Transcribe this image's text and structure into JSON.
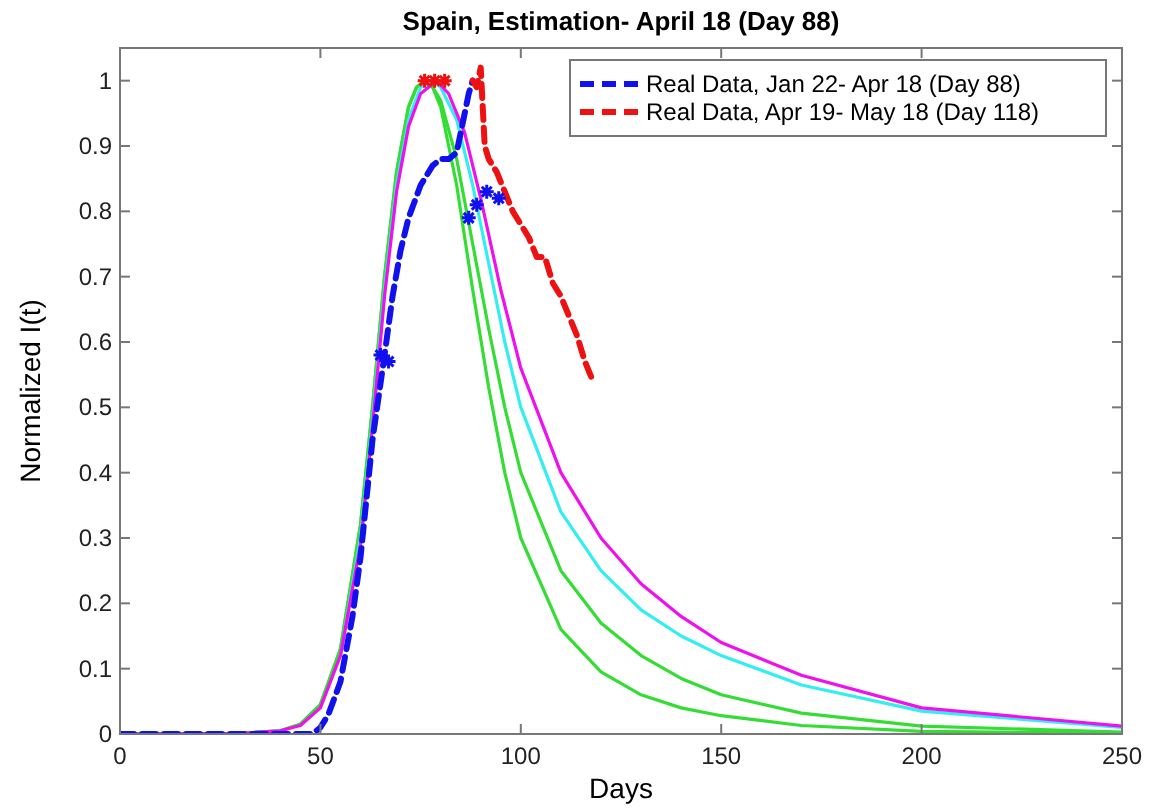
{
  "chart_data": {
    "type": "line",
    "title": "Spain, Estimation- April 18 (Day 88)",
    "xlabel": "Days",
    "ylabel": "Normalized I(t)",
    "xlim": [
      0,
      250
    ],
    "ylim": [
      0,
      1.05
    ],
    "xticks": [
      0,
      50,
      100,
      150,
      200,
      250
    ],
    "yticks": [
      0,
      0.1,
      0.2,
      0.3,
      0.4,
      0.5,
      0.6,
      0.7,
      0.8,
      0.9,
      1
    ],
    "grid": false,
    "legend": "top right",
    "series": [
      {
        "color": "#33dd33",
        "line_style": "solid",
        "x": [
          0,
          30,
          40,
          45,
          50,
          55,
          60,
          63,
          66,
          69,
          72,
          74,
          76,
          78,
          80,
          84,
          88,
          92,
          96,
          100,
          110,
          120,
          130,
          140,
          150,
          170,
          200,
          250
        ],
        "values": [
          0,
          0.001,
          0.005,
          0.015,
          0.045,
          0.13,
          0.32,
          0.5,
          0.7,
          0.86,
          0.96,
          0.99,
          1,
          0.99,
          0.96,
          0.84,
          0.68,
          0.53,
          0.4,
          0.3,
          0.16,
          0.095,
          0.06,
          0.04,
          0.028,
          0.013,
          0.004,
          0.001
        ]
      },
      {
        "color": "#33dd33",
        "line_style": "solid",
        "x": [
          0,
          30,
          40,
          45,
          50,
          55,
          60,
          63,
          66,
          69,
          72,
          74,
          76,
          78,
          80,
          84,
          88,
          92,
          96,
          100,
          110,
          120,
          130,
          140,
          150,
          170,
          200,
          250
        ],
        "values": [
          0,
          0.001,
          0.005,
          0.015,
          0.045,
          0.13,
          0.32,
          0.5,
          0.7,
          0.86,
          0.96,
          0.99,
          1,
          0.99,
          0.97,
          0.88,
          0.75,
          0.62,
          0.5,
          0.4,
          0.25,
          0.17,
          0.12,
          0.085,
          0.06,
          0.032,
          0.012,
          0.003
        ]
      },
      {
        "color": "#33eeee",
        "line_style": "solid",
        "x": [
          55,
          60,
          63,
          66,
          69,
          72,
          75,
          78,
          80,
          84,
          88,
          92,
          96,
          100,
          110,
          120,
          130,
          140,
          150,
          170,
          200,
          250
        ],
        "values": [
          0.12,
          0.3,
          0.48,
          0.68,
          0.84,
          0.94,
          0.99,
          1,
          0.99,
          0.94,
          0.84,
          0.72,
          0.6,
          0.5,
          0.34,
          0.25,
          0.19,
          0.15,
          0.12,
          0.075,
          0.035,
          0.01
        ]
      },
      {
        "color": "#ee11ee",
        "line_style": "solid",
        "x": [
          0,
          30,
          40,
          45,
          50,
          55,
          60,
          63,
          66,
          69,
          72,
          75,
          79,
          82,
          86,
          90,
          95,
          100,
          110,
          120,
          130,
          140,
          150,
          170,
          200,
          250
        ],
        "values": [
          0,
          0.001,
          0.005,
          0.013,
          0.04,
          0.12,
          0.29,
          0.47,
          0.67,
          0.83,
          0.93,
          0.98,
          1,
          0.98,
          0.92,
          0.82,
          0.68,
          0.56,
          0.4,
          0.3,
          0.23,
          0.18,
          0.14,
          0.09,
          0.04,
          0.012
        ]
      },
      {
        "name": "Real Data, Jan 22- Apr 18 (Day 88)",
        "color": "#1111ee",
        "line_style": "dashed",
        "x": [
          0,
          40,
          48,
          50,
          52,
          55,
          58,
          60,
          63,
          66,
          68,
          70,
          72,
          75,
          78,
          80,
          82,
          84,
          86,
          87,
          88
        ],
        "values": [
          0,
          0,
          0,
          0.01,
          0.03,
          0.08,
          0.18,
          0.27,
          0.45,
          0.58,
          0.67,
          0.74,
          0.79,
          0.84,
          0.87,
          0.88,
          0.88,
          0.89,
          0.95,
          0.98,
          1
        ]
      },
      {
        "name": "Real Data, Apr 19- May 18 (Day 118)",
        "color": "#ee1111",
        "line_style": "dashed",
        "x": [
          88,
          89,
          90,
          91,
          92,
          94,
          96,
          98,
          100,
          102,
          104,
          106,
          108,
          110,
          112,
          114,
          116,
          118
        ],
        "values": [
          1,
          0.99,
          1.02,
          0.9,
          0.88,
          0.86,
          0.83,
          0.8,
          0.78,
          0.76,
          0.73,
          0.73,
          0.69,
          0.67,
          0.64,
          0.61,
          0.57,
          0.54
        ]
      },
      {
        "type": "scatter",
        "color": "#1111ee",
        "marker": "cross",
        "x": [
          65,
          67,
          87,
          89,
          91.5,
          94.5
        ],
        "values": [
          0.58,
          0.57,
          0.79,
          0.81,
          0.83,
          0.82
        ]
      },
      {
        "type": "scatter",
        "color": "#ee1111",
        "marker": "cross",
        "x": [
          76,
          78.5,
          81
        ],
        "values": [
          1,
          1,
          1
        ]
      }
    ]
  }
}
- - - -
--- WHAT THE TASK ASKS ---
Repeat the material above verbatim. Leave the pictures behind.

--- FULL ANSWER ---
Transcribe this image's text and structure into JSON.
{
  "chart_data": {
    "type": "line",
    "title": "Spain, Estimation- April 18 (Day 88)",
    "xlabel": "Days",
    "ylabel": "Normalized I(t)",
    "xlim": [
      0,
      250
    ],
    "ylim": [
      0,
      1.05
    ],
    "xticks": [
      0,
      50,
      100,
      150,
      200,
      250
    ],
    "yticks": [
      0,
      0.1,
      0.2,
      0.3,
      0.4,
      0.5,
      0.6,
      0.7,
      0.8,
      0.9,
      1
    ],
    "grid": false,
    "legend": "top right",
    "series": [
      {
        "color": "#33dd33",
        "line_style": "solid",
        "x": [
          0,
          30,
          40,
          45,
          50,
          55,
          60,
          63,
          66,
          69,
          72,
          74,
          76,
          78,
          80,
          84,
          88,
          92,
          96,
          100,
          110,
          120,
          130,
          140,
          150,
          170,
          200,
          250
        ],
        "values": [
          0,
          0.001,
          0.005,
          0.015,
          0.045,
          0.13,
          0.32,
          0.5,
          0.7,
          0.86,
          0.96,
          0.99,
          1,
          0.99,
          0.96,
          0.84,
          0.68,
          0.53,
          0.4,
          0.3,
          0.16,
          0.095,
          0.06,
          0.04,
          0.028,
          0.013,
          0.004,
          0.001
        ]
      },
      {
        "color": "#33dd33",
        "line_style": "solid",
        "x": [
          0,
          30,
          40,
          45,
          50,
          55,
          60,
          63,
          66,
          69,
          72,
          74,
          76,
          78,
          80,
          84,
          88,
          92,
          96,
          100,
          110,
          120,
          130,
          140,
          150,
          170,
          200,
          250
        ],
        "values": [
          0,
          0.001,
          0.005,
          0.015,
          0.045,
          0.13,
          0.32,
          0.5,
          0.7,
          0.86,
          0.96,
          0.99,
          1,
          0.99,
          0.97,
          0.88,
          0.75,
          0.62,
          0.5,
          0.4,
          0.25,
          0.17,
          0.12,
          0.085,
          0.06,
          0.032,
          0.012,
          0.003
        ]
      },
      {
        "color": "#33eeee",
        "line_style": "solid",
        "x": [
          55,
          60,
          63,
          66,
          69,
          72,
          75,
          78,
          80,
          84,
          88,
          92,
          96,
          100,
          110,
          120,
          130,
          140,
          150,
          170,
          200,
          250
        ],
        "values": [
          0.12,
          0.3,
          0.48,
          0.68,
          0.84,
          0.94,
          0.99,
          1,
          0.99,
          0.94,
          0.84,
          0.72,
          0.6,
          0.5,
          0.34,
          0.25,
          0.19,
          0.15,
          0.12,
          0.075,
          0.035,
          0.01
        ]
      },
      {
        "color": "#ee11ee",
        "line_style": "solid",
        "x": [
          0,
          30,
          40,
          45,
          50,
          55,
          60,
          63,
          66,
          69,
          72,
          75,
          79,
          82,
          86,
          90,
          95,
          100,
          110,
          120,
          130,
          140,
          150,
          170,
          200,
          250
        ],
        "values": [
          0,
          0.001,
          0.005,
          0.013,
          0.04,
          0.12,
          0.29,
          0.47,
          0.67,
          0.83,
          0.93,
          0.98,
          1,
          0.98,
          0.92,
          0.82,
          0.68,
          0.56,
          0.4,
          0.3,
          0.23,
          0.18,
          0.14,
          0.09,
          0.04,
          0.012
        ]
      },
      {
        "name": "Real Data, Jan 22- Apr 18 (Day 88)",
        "color": "#1111ee",
        "line_style": "dashed",
        "x": [
          0,
          40,
          48,
          50,
          52,
          55,
          58,
          60,
          63,
          66,
          68,
          70,
          72,
          75,
          78,
          80,
          82,
          84,
          86,
          87,
          88
        ],
        "values": [
          0,
          0,
          0,
          0.01,
          0.03,
          0.08,
          0.18,
          0.27,
          0.45,
          0.58,
          0.67,
          0.74,
          0.79,
          0.84,
          0.87,
          0.88,
          0.88,
          0.89,
          0.95,
          0.98,
          1
        ]
      },
      {
        "name": "Real Data, Apr 19- May 18 (Day 118)",
        "color": "#ee1111",
        "line_style": "dashed",
        "x": [
          88,
          89,
          90,
          91,
          92,
          94,
          96,
          98,
          100,
          102,
          104,
          106,
          108,
          110,
          112,
          114,
          116,
          118
        ],
        "values": [
          1,
          0.99,
          1.02,
          0.9,
          0.88,
          0.86,
          0.83,
          0.8,
          0.78,
          0.76,
          0.73,
          0.73,
          0.69,
          0.67,
          0.64,
          0.61,
          0.57,
          0.54
        ]
      },
      {
        "type": "scatter",
        "color": "#1111ee",
        "marker": "cross",
        "x": [
          65,
          67,
          87,
          89,
          91.5,
          94.5
        ],
        "values": [
          0.58,
          0.57,
          0.79,
          0.81,
          0.83,
          0.82
        ]
      },
      {
        "type": "scatter",
        "color": "#ee1111",
        "marker": "cross",
        "x": [
          76,
          78.5,
          81
        ],
        "values": [
          1,
          1,
          1
        ]
      }
    ]
  }
}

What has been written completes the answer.